**EXERCISE GOAL**
Reproduce each of the following rows without any change.

------------------------------------------------------------

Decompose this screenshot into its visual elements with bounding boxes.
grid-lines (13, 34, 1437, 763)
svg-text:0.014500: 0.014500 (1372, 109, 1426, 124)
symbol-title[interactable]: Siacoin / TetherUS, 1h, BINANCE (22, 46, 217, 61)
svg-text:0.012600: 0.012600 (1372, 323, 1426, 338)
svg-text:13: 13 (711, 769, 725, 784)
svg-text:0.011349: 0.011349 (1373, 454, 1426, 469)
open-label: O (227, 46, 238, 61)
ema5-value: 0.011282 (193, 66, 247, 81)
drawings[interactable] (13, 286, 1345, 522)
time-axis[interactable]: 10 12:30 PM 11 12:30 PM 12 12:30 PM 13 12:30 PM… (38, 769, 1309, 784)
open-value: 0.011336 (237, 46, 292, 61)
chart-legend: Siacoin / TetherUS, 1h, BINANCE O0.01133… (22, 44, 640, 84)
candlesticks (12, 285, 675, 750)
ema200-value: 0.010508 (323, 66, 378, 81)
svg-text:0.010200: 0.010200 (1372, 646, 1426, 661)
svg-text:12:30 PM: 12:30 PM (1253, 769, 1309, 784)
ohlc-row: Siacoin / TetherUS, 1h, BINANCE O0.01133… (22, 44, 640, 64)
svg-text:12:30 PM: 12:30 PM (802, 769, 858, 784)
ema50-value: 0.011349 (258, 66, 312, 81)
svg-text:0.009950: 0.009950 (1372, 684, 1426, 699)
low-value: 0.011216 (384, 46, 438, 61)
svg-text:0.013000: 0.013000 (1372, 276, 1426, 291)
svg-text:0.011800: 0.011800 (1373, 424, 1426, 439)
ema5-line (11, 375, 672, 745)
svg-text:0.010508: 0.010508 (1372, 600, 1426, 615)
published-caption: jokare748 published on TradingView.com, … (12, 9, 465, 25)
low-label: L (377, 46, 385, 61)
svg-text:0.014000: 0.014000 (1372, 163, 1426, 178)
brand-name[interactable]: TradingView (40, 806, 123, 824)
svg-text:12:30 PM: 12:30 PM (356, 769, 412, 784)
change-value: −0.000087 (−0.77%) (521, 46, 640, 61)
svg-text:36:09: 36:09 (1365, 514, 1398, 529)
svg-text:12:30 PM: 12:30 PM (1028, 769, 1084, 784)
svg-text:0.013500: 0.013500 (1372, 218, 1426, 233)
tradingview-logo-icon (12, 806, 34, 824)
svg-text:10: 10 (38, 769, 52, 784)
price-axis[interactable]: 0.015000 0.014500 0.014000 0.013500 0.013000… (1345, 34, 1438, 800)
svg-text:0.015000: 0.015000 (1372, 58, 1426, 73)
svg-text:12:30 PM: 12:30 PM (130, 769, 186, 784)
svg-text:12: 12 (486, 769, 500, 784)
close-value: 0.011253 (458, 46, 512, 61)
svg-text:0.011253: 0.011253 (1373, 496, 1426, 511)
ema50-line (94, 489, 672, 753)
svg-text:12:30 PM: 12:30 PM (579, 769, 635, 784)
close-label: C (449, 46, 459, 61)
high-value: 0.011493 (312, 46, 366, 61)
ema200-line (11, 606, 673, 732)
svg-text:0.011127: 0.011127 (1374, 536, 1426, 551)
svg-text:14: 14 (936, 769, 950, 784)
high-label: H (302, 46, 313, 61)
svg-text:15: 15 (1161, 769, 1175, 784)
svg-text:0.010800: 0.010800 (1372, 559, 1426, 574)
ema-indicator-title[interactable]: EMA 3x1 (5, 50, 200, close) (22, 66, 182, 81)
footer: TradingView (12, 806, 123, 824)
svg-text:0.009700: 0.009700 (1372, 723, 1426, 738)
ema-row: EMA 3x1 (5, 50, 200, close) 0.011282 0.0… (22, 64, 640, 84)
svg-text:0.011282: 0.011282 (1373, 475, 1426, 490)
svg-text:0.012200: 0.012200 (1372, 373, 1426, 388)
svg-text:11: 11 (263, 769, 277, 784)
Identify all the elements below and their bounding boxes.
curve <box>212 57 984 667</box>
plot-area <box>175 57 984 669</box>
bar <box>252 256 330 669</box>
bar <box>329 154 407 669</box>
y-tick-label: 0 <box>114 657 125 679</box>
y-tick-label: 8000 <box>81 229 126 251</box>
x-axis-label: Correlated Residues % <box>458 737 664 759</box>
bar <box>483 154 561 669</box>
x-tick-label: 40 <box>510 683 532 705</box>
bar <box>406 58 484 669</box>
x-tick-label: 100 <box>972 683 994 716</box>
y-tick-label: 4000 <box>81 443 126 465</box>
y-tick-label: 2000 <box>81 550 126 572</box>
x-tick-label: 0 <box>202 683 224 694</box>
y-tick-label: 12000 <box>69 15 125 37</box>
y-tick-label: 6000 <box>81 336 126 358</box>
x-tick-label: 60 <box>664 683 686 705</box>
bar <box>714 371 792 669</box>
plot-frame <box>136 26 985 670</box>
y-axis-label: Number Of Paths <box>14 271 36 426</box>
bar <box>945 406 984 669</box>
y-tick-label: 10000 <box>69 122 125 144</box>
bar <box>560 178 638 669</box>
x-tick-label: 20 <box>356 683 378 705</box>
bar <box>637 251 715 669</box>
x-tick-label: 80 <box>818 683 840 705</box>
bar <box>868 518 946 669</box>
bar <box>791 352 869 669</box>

------------------------------------------------------------

**WORKED SOLUTION**
Decompose this screenshot into its visual elements with bounding boxes.
grid-lines (13, 34, 1437, 763)
svg-text:0.014500: 0.014500 (1372, 109, 1426, 124)
symbol-title[interactable]: Siacoin / TetherUS, 1h, BINANCE (22, 46, 217, 61)
svg-text:0.012600: 0.012600 (1372, 323, 1426, 338)
svg-text:13: 13 (711, 769, 725, 784)
svg-text:0.011349: 0.011349 (1373, 454, 1426, 469)
open-label: O (227, 46, 238, 61)
ema5-value: 0.011282 (193, 66, 247, 81)
drawings[interactable] (13, 286, 1345, 522)
time-axis[interactable]: 10 12:30 PM 11 12:30 PM 12 12:30 PM 13 12:30 PM… (38, 769, 1309, 784)
open-value: 0.011336 (237, 46, 292, 61)
chart-legend: Siacoin / TetherUS, 1h, BINANCE O0.01133… (22, 44, 640, 84)
candlesticks (12, 285, 675, 750)
ema200-value: 0.010508 (323, 66, 378, 81)
svg-text:0.010200: 0.010200 (1372, 646, 1426, 661)
svg-text:12:30 PM: 12:30 PM (1253, 769, 1309, 784)
ohlc-row: Siacoin / TetherUS, 1h, BINANCE O0.01133… (22, 44, 640, 64)
svg-text:12:30 PM: 12:30 PM (802, 769, 858, 784)
ema50-value: 0.011349 (258, 66, 312, 81)
svg-text:0.009950: 0.009950 (1372, 684, 1426, 699)
low-value: 0.011216 (384, 46, 438, 61)
svg-text:0.013000: 0.013000 (1372, 276, 1426, 291)
svg-text:0.011800: 0.011800 (1373, 424, 1426, 439)
ema5-line (11, 375, 672, 745)
svg-text:0.010508: 0.010508 (1372, 600, 1426, 615)
published-caption: jokare748 published on TradingView.com, … (12, 9, 465, 25)
low-label: L (377, 46, 385, 61)
svg-text:0.014000: 0.014000 (1372, 163, 1426, 178)
brand-name[interactable]: TradingView (40, 806, 123, 824)
svg-text:12:30 PM: 12:30 PM (356, 769, 412, 784)
change-value: −0.000087 (−0.77%) (521, 46, 640, 61)
svg-text:36:09: 36:09 (1365, 514, 1398, 529)
svg-text:12:30 PM: 12:30 PM (1028, 769, 1084, 784)
svg-text:0.013500: 0.013500 (1372, 218, 1426, 233)
tradingview-logo-icon (12, 806, 34, 824)
svg-text:10: 10 (38, 769, 52, 784)
price-axis[interactable]: 0.015000 0.014500 0.014000 0.013500 0.013000… (1345, 34, 1438, 800)
svg-text:0.015000: 0.015000 (1372, 58, 1426, 73)
svg-text:12:30 PM: 12:30 PM (130, 769, 186, 784)
svg-text:12: 12 (486, 769, 500, 784)
close-value: 0.011253 (458, 46, 512, 61)
svg-text:0.011253: 0.011253 (1373, 496, 1426, 511)
ema50-line (94, 489, 672, 753)
svg-text:12:30 PM: 12:30 PM (579, 769, 635, 784)
close-label: C (449, 46, 459, 61)
high-value: 0.011493 (312, 46, 366, 61)
ema200-line (11, 606, 673, 732)
svg-text:0.011127: 0.011127 (1374, 536, 1426, 551)
svg-text:14: 14 (936, 769, 950, 784)
high-label: H (302, 46, 313, 61)
svg-text:15: 15 (1161, 769, 1175, 784)
svg-text:0.010800: 0.010800 (1372, 559, 1426, 574)
ema-indicator-title[interactable]: EMA 3x1 (5, 50, 200, close) (22, 66, 182, 81)
footer: TradingView (12, 806, 123, 824)
svg-text:0.009700: 0.009700 (1372, 723, 1426, 738)
ema-row: EMA 3x1 (5, 50, 200, close) 0.011282 0.0… (22, 64, 640, 84)
svg-text:0.011282: 0.011282 (1373, 475, 1426, 490)
svg-text:0.012200: 0.012200 (1372, 373, 1426, 388)
svg-text:11: 11 (263, 769, 277, 784)
Identify all the elements below and their bounding boxes.
curve <box>212 57 984 667</box>
plot-area <box>175 57 984 669</box>
bar <box>252 256 330 669</box>
bar <box>329 154 407 669</box>
y-tick-label: 0 <box>114 657 125 679</box>
y-tick-label: 8000 <box>81 229 126 251</box>
x-axis-label: Correlated Residues % <box>458 737 664 759</box>
bar <box>483 154 561 669</box>
x-tick-label: 40 <box>510 683 532 705</box>
bar <box>406 58 484 669</box>
x-tick-label: 100 <box>972 683 994 716</box>
y-tick-label: 4000 <box>81 443 126 465</box>
y-tick-label: 2000 <box>81 550 126 572</box>
x-tick-label: 0 <box>202 683 224 694</box>
y-tick-label: 12000 <box>69 15 125 37</box>
y-tick-label: 6000 <box>81 336 126 358</box>
x-tick-label: 60 <box>664 683 686 705</box>
bar <box>714 371 792 669</box>
plot-frame <box>136 26 985 670</box>
y-axis-label: Number Of Paths <box>14 271 36 426</box>
bar <box>945 406 984 669</box>
y-tick-label: 10000 <box>69 122 125 144</box>
bar <box>560 178 638 669</box>
x-tick-label: 20 <box>356 683 378 705</box>
bar <box>637 251 715 669</box>
x-tick-label: 80 <box>818 683 840 705</box>
bar <box>868 518 946 669</box>
bar <box>791 352 869 669</box>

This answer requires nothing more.